● Directions for this task: Find the lines holding the string "bitcoin" in the data, then copy all of them.

========================================

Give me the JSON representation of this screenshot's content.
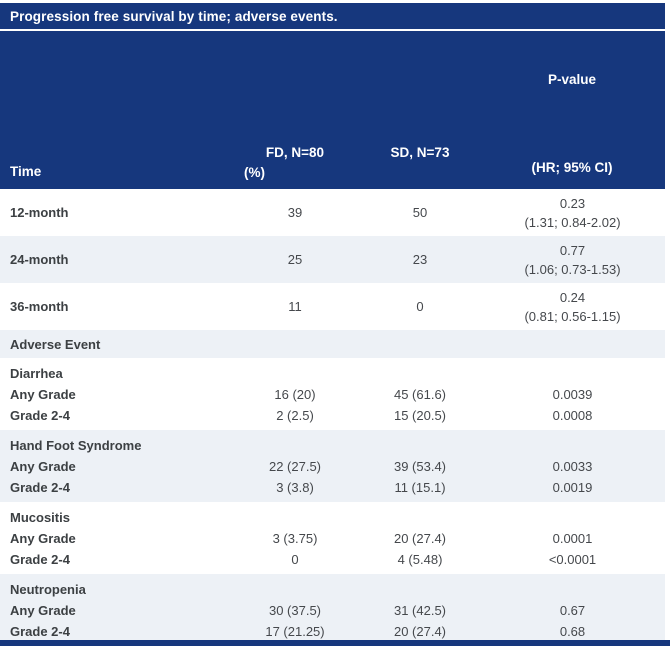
{
  "title": "Progression free survival by time; adverse events.",
  "header": {
    "p_value_label": "P-value",
    "fd_label": "FD, N=80",
    "sd_label": "SD, N=73",
    "time_label": "Time",
    "percent_label": "(%)",
    "hr_ci_label": "(HR; 95% CI)"
  },
  "time_rows": [
    {
      "label": "12-month",
      "fd": "39",
      "sd": "50",
      "p": "0.23",
      "hr_ci": "(1.31; 0.84-2.02)"
    },
    {
      "label": "24-month",
      "fd": "25",
      "sd": "23",
      "p": "0.77",
      "hr_ci": "(1.06; 0.73-1.53)"
    },
    {
      "label": "36-month",
      "fd": "11",
      "sd": "0",
      "p": "0.24",
      "hr_ci": "(0.81; 0.56-1.15)"
    }
  ],
  "adverse_event_label": "Adverse Event",
  "adverse_sections": [
    {
      "name": "Diarrhea",
      "rows": [
        {
          "label": "Any Grade",
          "fd": "16 (20)",
          "sd": "45 (61.6)",
          "p": "0.0039"
        },
        {
          "label": "Grade 2-4",
          "fd": "2 (2.5)",
          "sd": "15 (20.5)",
          "p": "0.0008"
        }
      ]
    },
    {
      "name": "Hand Foot Syndrome",
      "rows": [
        {
          "label": "Any Grade",
          "fd": "22 (27.5)",
          "sd": "39 (53.4)",
          "p": "0.0033"
        },
        {
          "label": "Grade 2-4",
          "fd": "3 (3.8)",
          "sd": "11 (15.1)",
          "p": "0.0019"
        }
      ]
    },
    {
      "name": "Mucositis",
      "rows": [
        {
          "label": "Any Grade",
          "fd": "3 (3.75)",
          "sd": "20 (27.4)",
          "p": "0.0001"
        },
        {
          "label": "Grade 2-4",
          "fd": "0",
          "sd": "4 (5.48)",
          "p": "<0.0001"
        }
      ]
    },
    {
      "name": "Neutropenia",
      "rows": [
        {
          "label": "Any Grade",
          "fd": "30 (37.5)",
          "sd": "31 (42.5)",
          "p": "0.67"
        },
        {
          "label": "Grade 2-4",
          "fd": "17 (21.25)",
          "sd": "20 (27.4)",
          "p": "0.68"
        }
      ]
    }
  ],
  "colors": {
    "header_navy": "#16377d",
    "alt_row": "#edf1f6",
    "label_text": "#3c4043",
    "value_text": "#45484c",
    "header_text": "#ffffff"
  },
  "chart_data": {
    "type": "table",
    "title": "Progression free survival by time; adverse events.",
    "columns": [
      "Time",
      "FD, N=80 (%)",
      "SD, N=73 (%)",
      "P-value (HR; 95% CI)"
    ],
    "rows": [
      [
        "12-month",
        "39",
        "50",
        "0.23 (1.31; 0.84-2.02)"
      ],
      [
        "24-month",
        "25",
        "23",
        "0.77 (1.06; 0.73-1.53)"
      ],
      [
        "36-month",
        "11",
        "0",
        "0.24 (0.81; 0.56-1.15)"
      ],
      [
        "Adverse Event",
        "",
        "",
        ""
      ],
      [
        "Diarrhea — Any Grade",
        "16 (20)",
        "45 (61.6)",
        "0.0039"
      ],
      [
        "Diarrhea — Grade 2-4",
        "2 (2.5)",
        "15 (20.5)",
        "0.0008"
      ],
      [
        "Hand Foot Syndrome — Any Grade",
        "22 (27.5)",
        "39 (53.4)",
        "0.0033"
      ],
      [
        "Hand Foot Syndrome — Grade 2-4",
        "3 (3.8)",
        "11 (15.1)",
        "0.0019"
      ],
      [
        "Mucositis — Any Grade",
        "3 (3.75)",
        "20 (27.4)",
        "0.0001"
      ],
      [
        "Mucositis — Grade 2-4",
        "0",
        "4 (5.48)",
        "<0.0001"
      ],
      [
        "Neutropenia — Any Grade",
        "30 (37.5)",
        "31 (42.5)",
        "0.67"
      ],
      [
        "Neutropenia — Grade 2-4",
        "17 (21.25)",
        "20 (27.4)",
        "0.68"
      ]
    ]
  }
}
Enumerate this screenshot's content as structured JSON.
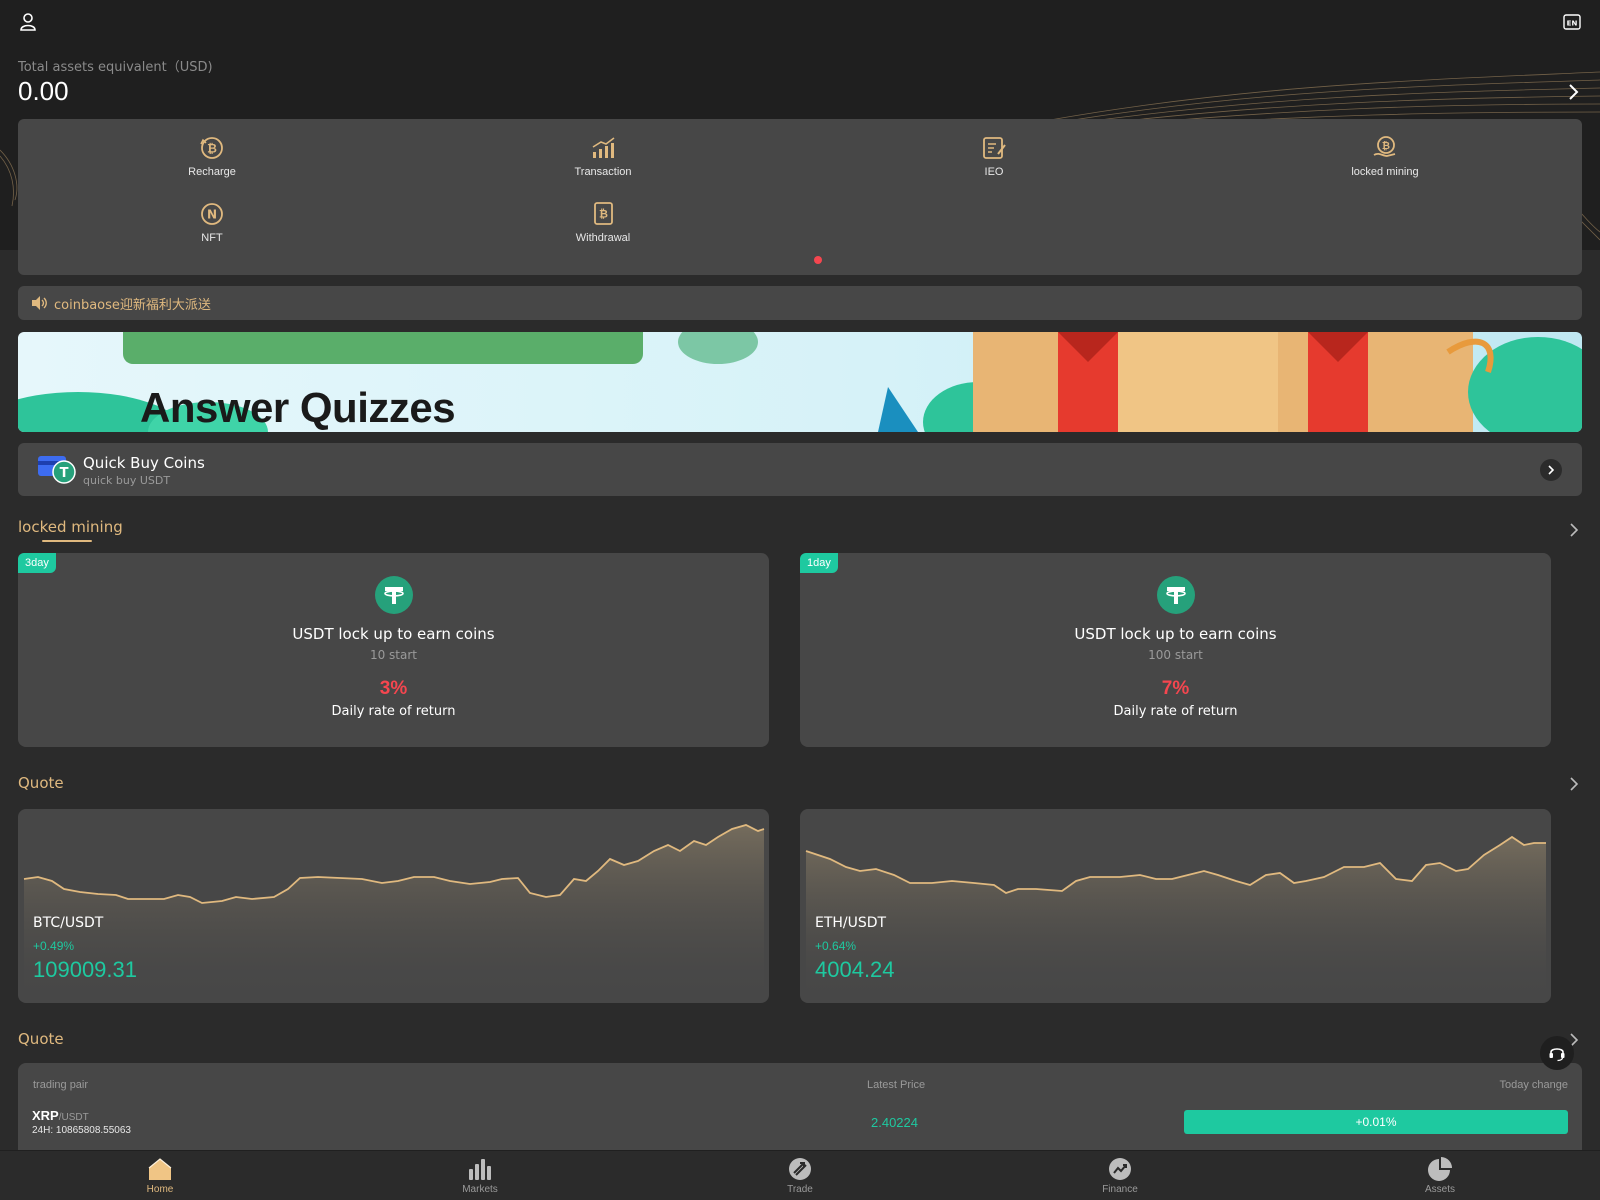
{
  "header": {
    "assets_label": "Total assets equivalent（USD)",
    "assets_value": "0.00",
    "lang_icon": "EN"
  },
  "quick_actions": [
    {
      "label": "Recharge",
      "icon": "bitcoin-cycle-icon"
    },
    {
      "label": "Transaction",
      "icon": "chart-trend-icon"
    },
    {
      "label": "IEO",
      "icon": "document-pen-icon"
    },
    {
      "label": "locked mining",
      "icon": "bitcoin-hand-icon"
    },
    {
      "label": "NFT",
      "icon": "nft-coin-icon"
    },
    {
      "label": "Withdrawal",
      "icon": "bitcoin-doc-icon"
    }
  ],
  "notice": {
    "text": "coinbaose迎新福利大派送"
  },
  "banner": {
    "title": "Answer Quizzes"
  },
  "quick_buy": {
    "title": "Quick Buy Coins",
    "subtitle": "quick buy USDT"
  },
  "locked_mining": {
    "title": "locked mining",
    "cards": [
      {
        "tag": "3day",
        "title": "USDT lock up to earn coins",
        "start": "10 start",
        "rate": "3%",
        "rate_label": "Daily rate of return"
      },
      {
        "tag": "1day",
        "title": "USDT lock up to earn coins",
        "start": "100 start",
        "rate": "7%",
        "rate_label": "Daily rate of return"
      }
    ]
  },
  "quote": {
    "title": "Quote",
    "cards": [
      {
        "pair": "BTC/USDT",
        "change": "+0.49%",
        "price": "109009.31"
      },
      {
        "pair": "ETH/USDT",
        "change": "+0.64%",
        "price": "4004.24"
      }
    ]
  },
  "quote_table": {
    "title": "Quote",
    "headers": {
      "pair": "trading pair",
      "price": "Latest Price",
      "change": "Today change"
    },
    "rows": [
      {
        "base": "XRP",
        "quote": "/USDT",
        "volume": "24H: 10865808.55063",
        "price": "2.40224",
        "change": "+0.01%"
      }
    ]
  },
  "tabbar": [
    {
      "label": "Home",
      "active": true
    },
    {
      "label": "Markets",
      "active": false
    },
    {
      "label": "Trade",
      "active": false
    },
    {
      "label": "Finance",
      "active": false
    },
    {
      "label": "Assets",
      "active": false
    }
  ],
  "colors": {
    "accent": "#e0b97f",
    "up": "#1ec9a0",
    "down": "#f5464f",
    "panel": "#474747",
    "bg": "#2b2b2b"
  }
}
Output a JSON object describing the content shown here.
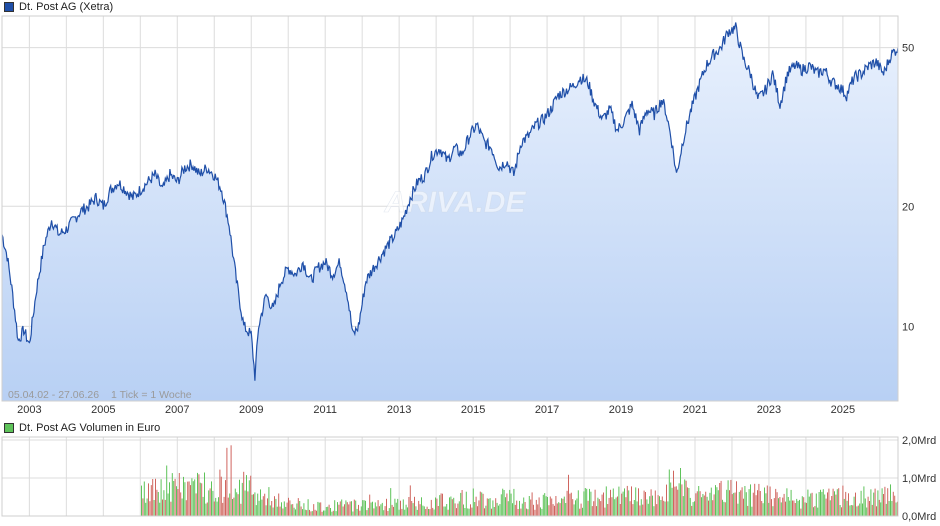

========================================

● Task solution:
      "icon": "bitcoin-cycle-icon"
      "icon": "bitcoin-hand-icon"
      "icon": "bitcoin-doc-icon"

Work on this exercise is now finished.